— start Extracted records —

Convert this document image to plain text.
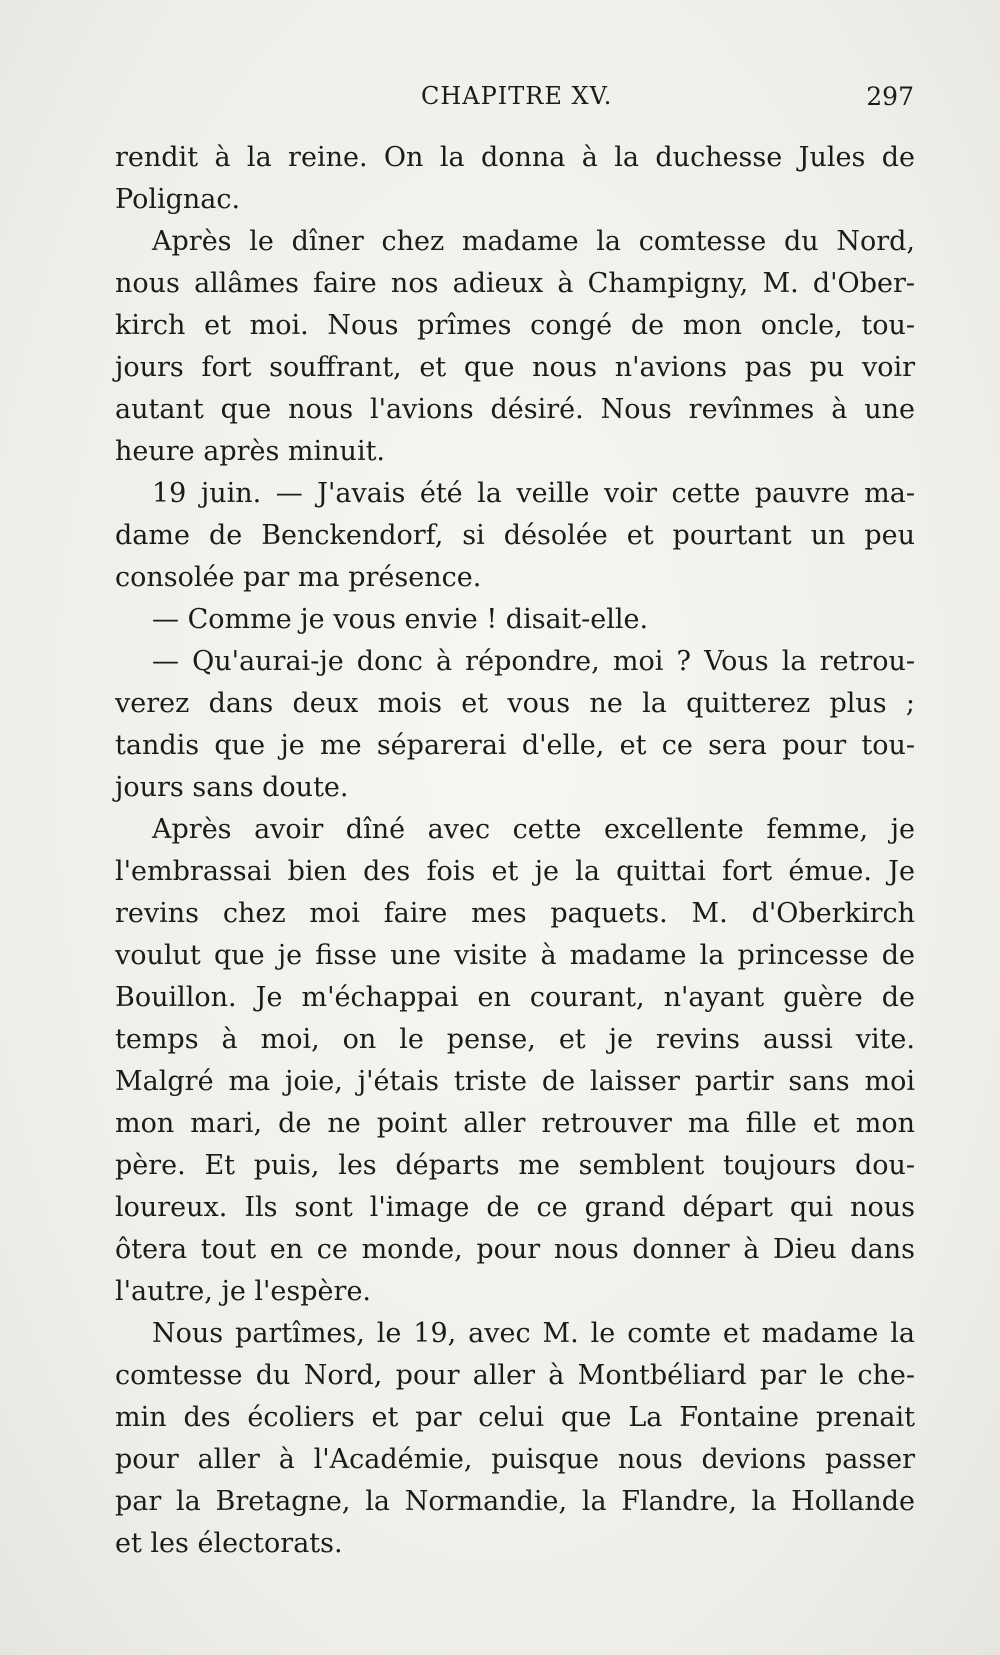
CHAPITRE XV.	297
rendit à la reine. On la donna à la duchesse Jules de
Polignac.
Après le dîner chez madame la comtesse du Nord,
nous allâmes faire nos adieux à Champigny, M. d'Ober-
kirch et moi. Nous prîmes congé de mon oncle, tou-
jours fort souffrant, et que nous n'avions pas pu voir
autant que nous l'avions désiré. Nous revînmes à une
heure après minuit.
19 juin. — J'avais été la veille voir cette pauvre ma-
dame de Benckendorf, si désolée et pourtant un peu
consolée par ma présence.
— Comme je vous envie ! disait-elle.
— Qu'aurai-je donc à répondre, moi ? Vous la retrou-
verez dans deux mois et vous ne la quitterez plus ;
tandis que je me séparerai d'elle, et ce sera pour tou-
jours sans doute.
Après avoir dîné avec cette excellente femme, je
l'embrassai bien des fois et je la quittai fort émue. Je
revins chez moi faire mes paquets. M. d'Oberkirch
voulut que je fisse une visite à madame la princesse de
Bouillon. Je m'échappai en courant, n'ayant guère de
temps à moi, on le pense, et je revins aussi vite.
Malgré ma joie, j'étais triste de laisser partir sans moi
mon mari, de ne point aller retrouver ma fille et mon
père. Et puis, les départs me semblent toujours dou-
loureux. Ils sont l'image de ce grand départ qui nous
ôtera tout en ce monde, pour nous donner à Dieu dans
l'autre, je l'espère.
Nous partîmes, le 19, avec M. le comte et madame la
comtesse du Nord, pour aller à Montbéliard par le che-
min des écoliers et par celui que La Fontaine prenait
pour aller à l'Académie, puisque nous devions passer
par la Bretagne, la Normandie, la Flandre, la Hollande
et les électorats.
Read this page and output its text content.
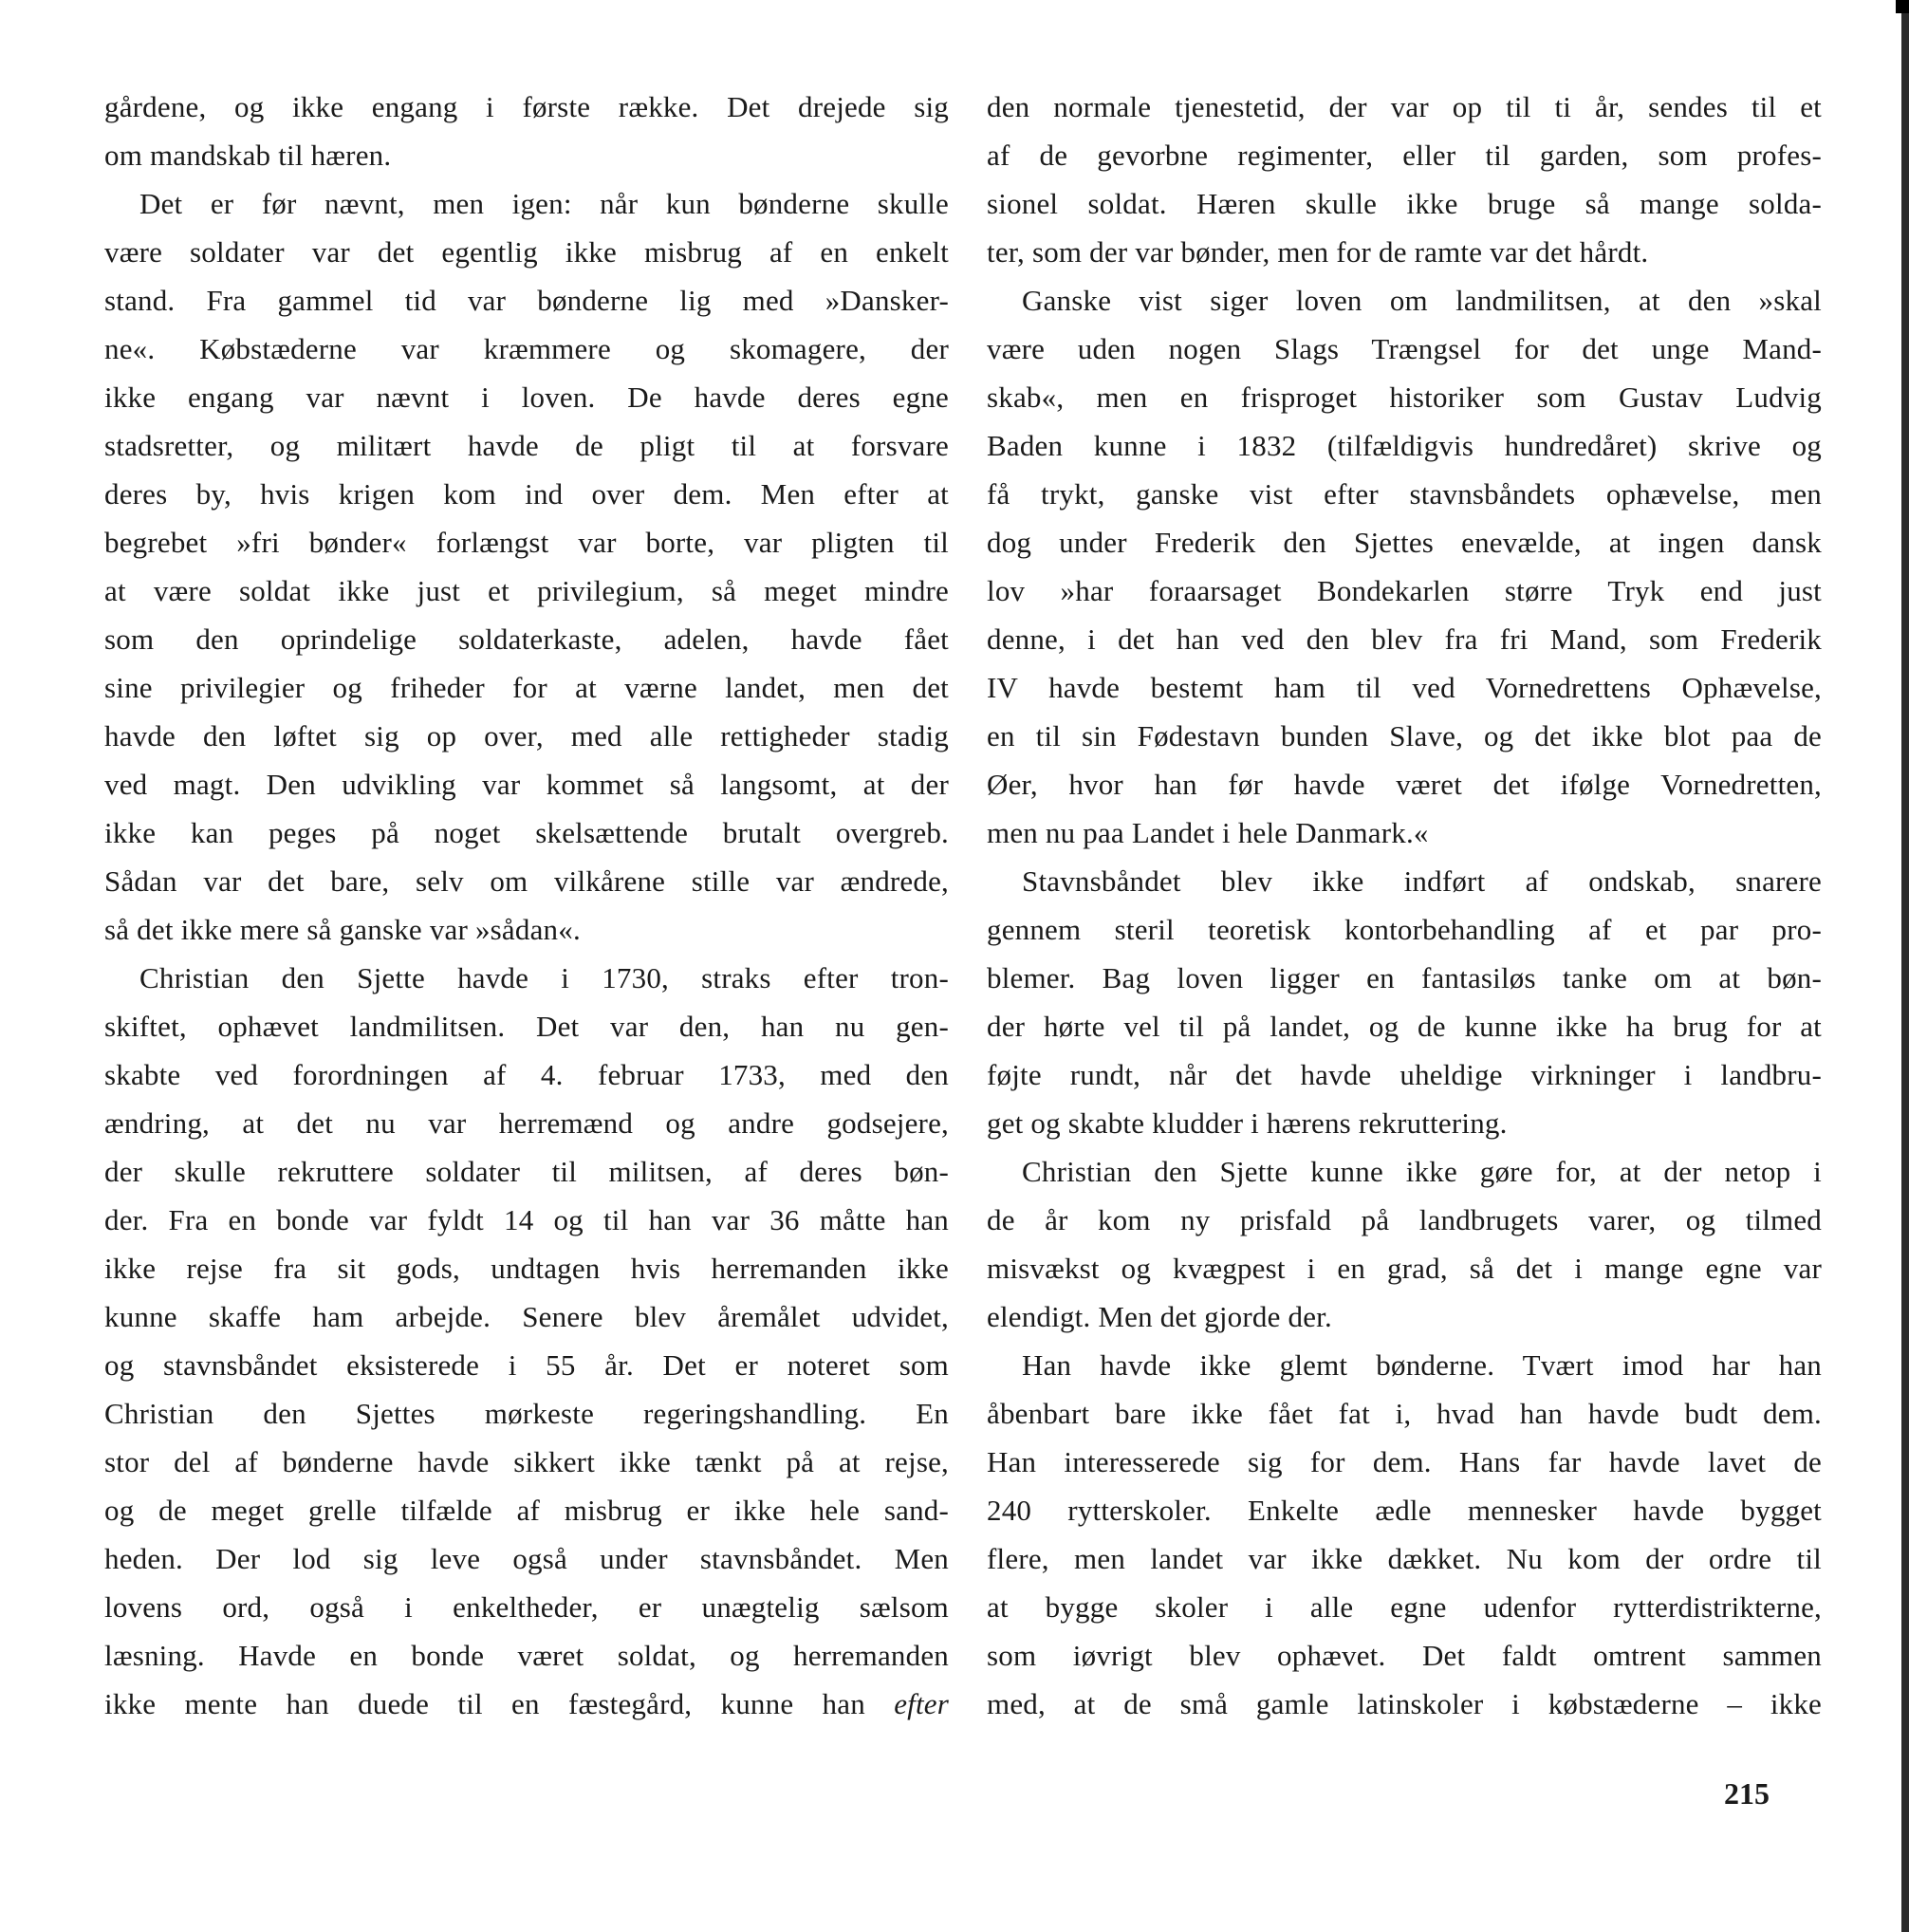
gårdene, og ikke engang i første række. Det drejede sig
om mandskab til hæren.
Det er før nævnt, men igen: når kun bønderne skulle
være soldater var det egentlig ikke misbrug af en enkelt
stand. Fra gammel tid var bønderne lig med »Dansker-
ne«. Købstæderne var kræmmere og skomagere, der
ikke engang var nævnt i loven. De havde deres egne
stadsretter, og militært havde de pligt til at forsvare
deres by, hvis krigen kom ind over dem. Men efter at
begrebet »fri bønder« forlængst var borte, var pligten til
at være soldat ikke just et privilegium, så meget mindre
som den oprindelige soldaterkaste, adelen, havde fået
sine privilegier og friheder for at værne landet, men det
havde den løftet sig op over, med alle rettigheder stadig
ved magt. Den udvikling var kommet så langsomt, at der
ikke kan peges på noget skelsættende brutalt overgreb.
Sådan var det bare, selv om vilkårene stille var ændrede,
så det ikke mere så ganske var »sådan«.
Christian den Sjette havde i 1730, straks efter tron-
skiftet, ophævet landmilitsen. Det var den, han nu gen-
skabte ved forordningen af 4. februar 1733, med den
ændring, at det nu var herremænd og andre godsejere,
der skulle rekruttere soldater til militsen, af deres bøn-
der. Fra en bonde var fyldt 14 og til han var 36 måtte han
ikke rejse fra sit gods, undtagen hvis herremanden ikke
kunne skaffe ham arbejde. Senere blev åremålet udvidet,
og stavnsbåndet eksisterede i 55 år. Det er noteret som
Christian den Sjettes mørkeste regeringshandling. En
stor del af bønderne havde sikkert ikke tænkt på at rejse,
og de meget grelle tilfælde af misbrug er ikke hele sand-
heden. Der lod sig leve også under stavnsbåndet. Men
lovens ord, også i enkeltheder, er unægtelig sælsom
læsning. Havde en bonde været soldat, og herremanden
ikke mente han duede til en fæstegård, kunne han efter
den normale tjenestetid, der var op til ti år, sendes til et
af de gevorbne regimenter, eller til garden, som profes-
sionel soldat. Hæren skulle ikke bruge så mange solda-
ter, som der var bønder, men for de ramte var det hårdt.
Ganske vist siger loven om landmilitsen, at den »skal
være uden nogen Slags Trængsel for det unge Mand-
skab«, men en frisproget historiker som Gustav Ludvig
Baden kunne i 1832 (tilfældigvis hundredåret) skrive og
få trykt, ganske vist efter stavnsbåndets ophævelse, men
dog under Frederik den Sjettes enevælde, at ingen dansk
lov »har foraarsaget Bondekarlen større Tryk end just
denne, i det han ved den blev fra fri Mand, som Frederik
IV havde bestemt ham til ved Vornedrettens Ophævelse,
en til sin Fødestavn bunden Slave, og det ikke blot paa de
Øer, hvor han før havde været det ifølge Vornedretten,
men nu paa Landet i hele Danmark.«
Stavnsbåndet blev ikke indført af ondskab, snarere
gennem steril teoretisk kontorbehandling af et par pro-
blemer. Bag loven ligger en fantasiløs tanke om at bøn-
der hørte vel til på landet, og de kunne ikke ha brug for at
føjte rundt, når det havde uheldige virkninger i landbru-
get og skabte kludder i hærens rekruttering.
Christian den Sjette kunne ikke gøre for, at der netop i
de år kom ny prisfald på landbrugets varer, og tilmed
misvækst og kvægpest i en grad, så det i mange egne var
elendigt. Men det gjorde der.
Han havde ikke glemt bønderne. Tvært imod har han
åbenbart bare ikke fået fat i, hvad han havde budt dem.
Han interesserede sig for dem. Hans far havde lavet de
240 rytterskoler. Enkelte ædle mennesker havde bygget
flere, men landet var ikke dækket. Nu kom der ordre til
at bygge skoler i alle egne udenfor rytterdistrikterne,
som iøvrigt blev ophævet. Det faldt omtrent sammen
med, at de små gamle latinskoler i købstæderne – ikke
215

— end Extracted records —

● What is expected
Return all of the data exactly as written, and drop the pictures.

● Expected answer
Convert this document image to plain text.
CHAPITRE XV.	297
rendit à la reine. On la donna à la duchesse Jules de
Polignac.
Après le dîner chez madame la comtesse du Nord,
nous allâmes faire nos adieux à Champigny, M. d'Ober-
kirch et moi. Nous prîmes congé de mon oncle, tou-
jours fort souffrant, et que nous n'avions pas pu voir
autant que nous l'avions désiré. Nous revînmes à une
heure après minuit.
19 juin. — J'avais été la veille voir cette pauvre ma-
dame de Benckendorf, si désolée et pourtant un peu
consolée par ma présence.
— Comme je vous envie ! disait-elle.
— Qu'aurai-je donc à répondre, moi ? Vous la retrou-
verez dans deux mois et vous ne la quitterez plus ;
tandis que je me séparerai d'elle, et ce sera pour tou-
jours sans doute.
Après avoir dîné avec cette excellente femme, je
l'embrassai bien des fois et je la quittai fort émue. Je
revins chez moi faire mes paquets. M. d'Oberkirch
voulut que je fisse une visite à madame la princesse de
Bouillon. Je m'échappai en courant, n'ayant guère de
temps à moi, on le pense, et je revins aussi vite.
Malgré ma joie, j'étais triste de laisser partir sans moi
mon mari, de ne point aller retrouver ma fille et mon
père. Et puis, les départs me semblent toujours dou-
loureux. Ils sont l'image de ce grand départ qui nous
ôtera tout en ce monde, pour nous donner à Dieu dans
l'autre, je l'espère.
Nous partîmes, le 19, avec M. le comte et madame la
comtesse du Nord, pour aller à Montbéliard par le che-
min des écoliers et par celui que La Fontaine prenait
pour aller à l'Académie, puisque nous devions passer
par la Bretagne, la Normandie, la Flandre, la Hollande
et les électorats.
Read this page and output its text content.
gårdene, og ikke engang i første række. Det drejede sig
om mandskab til hæren.
Det er før nævnt, men igen: når kun bønderne skulle
være soldater var det egentlig ikke misbrug af en enkelt
stand. Fra gammel tid var bønderne lig med »Dansker-
ne«. Købstæderne var kræmmere og skomagere, der
ikke engang var nævnt i loven. De havde deres egne
stadsretter, og militært havde de pligt til at forsvare
deres by, hvis krigen kom ind over dem. Men efter at
begrebet »fri bønder« forlængst var borte, var pligten til
at være soldat ikke just et privilegium, så meget mindre
som den oprindelige soldaterkaste, adelen, havde fået
sine privilegier og friheder for at værne landet, men det
havde den løftet sig op over, med alle rettigheder stadig
ved magt. Den udvikling var kommet så langsomt, at der
ikke kan peges på noget skelsættende brutalt overgreb.
Sådan var det bare, selv om vilkårene stille var ændrede,
så det ikke mere så ganske var »sådan«.
Christian den Sjette havde i 1730, straks efter tron-
skiftet, ophævet landmilitsen. Det var den, han nu gen-
skabte ved forordningen af 4. februar 1733, med den
ændring, at det nu var herremænd og andre godsejere,
der skulle rekruttere soldater til militsen, af deres bøn-
der. Fra en bonde var fyldt 14 og til han var 36 måtte han
ikke rejse fra sit gods, undtagen hvis herremanden ikke
kunne skaffe ham arbejde. Senere blev åremålet udvidet,
og stavnsbåndet eksisterede i 55 år. Det er noteret som
Christian den Sjettes mørkeste regeringshandling. En
stor del af bønderne havde sikkert ikke tænkt på at rejse,
og de meget grelle tilfælde af misbrug er ikke hele sand-
heden. Der lod sig leve også under stavnsbåndet. Men
lovens ord, også i enkeltheder, er unægtelig sælsom
læsning. Havde en bonde været soldat, og herremanden
ikke mente han duede til en fæstegård, kunne han efter
den normale tjenestetid, der var op til ti år, sendes til et
af de gevorbne regimenter, eller til garden, som profes-
sionel soldat. Hæren skulle ikke bruge så mange solda-
ter, som der var bønder, men for de ramte var det hårdt.
Ganske vist siger loven om landmilitsen, at den »skal
være uden nogen Slags Trængsel for det unge Mand-
skab«, men en frisproget historiker som Gustav Ludvig
Baden kunne i 1832 (tilfældigvis hundredåret) skrive og
få trykt, ganske vist efter stavnsbåndets ophævelse, men
dog under Frederik den Sjettes enevælde, at ingen dansk
lov »har foraarsaget Bondekarlen større Tryk end just
denne, i det han ved den blev fra fri Mand, som Frederik
IV havde bestemt ham til ved Vornedrettens Ophævelse,
en til sin Fødestavn bunden Slave, og det ikke blot paa de
Øer, hvor han før havde været det ifølge Vornedretten,
men nu paa Landet i hele Danmark.«
Stavnsbåndet blev ikke indført af ondskab, snarere
gennem steril teoretisk kontorbehandling af et par pro-
blemer. Bag loven ligger en fantasiløs tanke om at bøn-
der hørte vel til på landet, og de kunne ikke ha brug for at
føjte rundt, når det havde uheldige virkninger i landbru-
get og skabte kludder i hærens rekruttering.
Christian den Sjette kunne ikke gøre for, at der netop i
de år kom ny prisfald på landbrugets varer, og tilmed
misvækst og kvægpest i en grad, så det i mange egne var
elendigt. Men det gjorde der.
Han havde ikke glemt bønderne. Tvært imod har han
åbenbart bare ikke fået fat i, hvad han havde budt dem.
Han interesserede sig for dem. Hans far havde lavet de
240 rytterskoler. Enkelte ædle mennesker havde bygget
flere, men landet var ikke dækket. Nu kom der ordre til
at bygge skoler i alle egne udenfor rytterdistrikterne,
som iøvrigt blev ophævet. Det faldt omtrent sammen
med, at de små gamle latinskoler i købstæderne – ikke
215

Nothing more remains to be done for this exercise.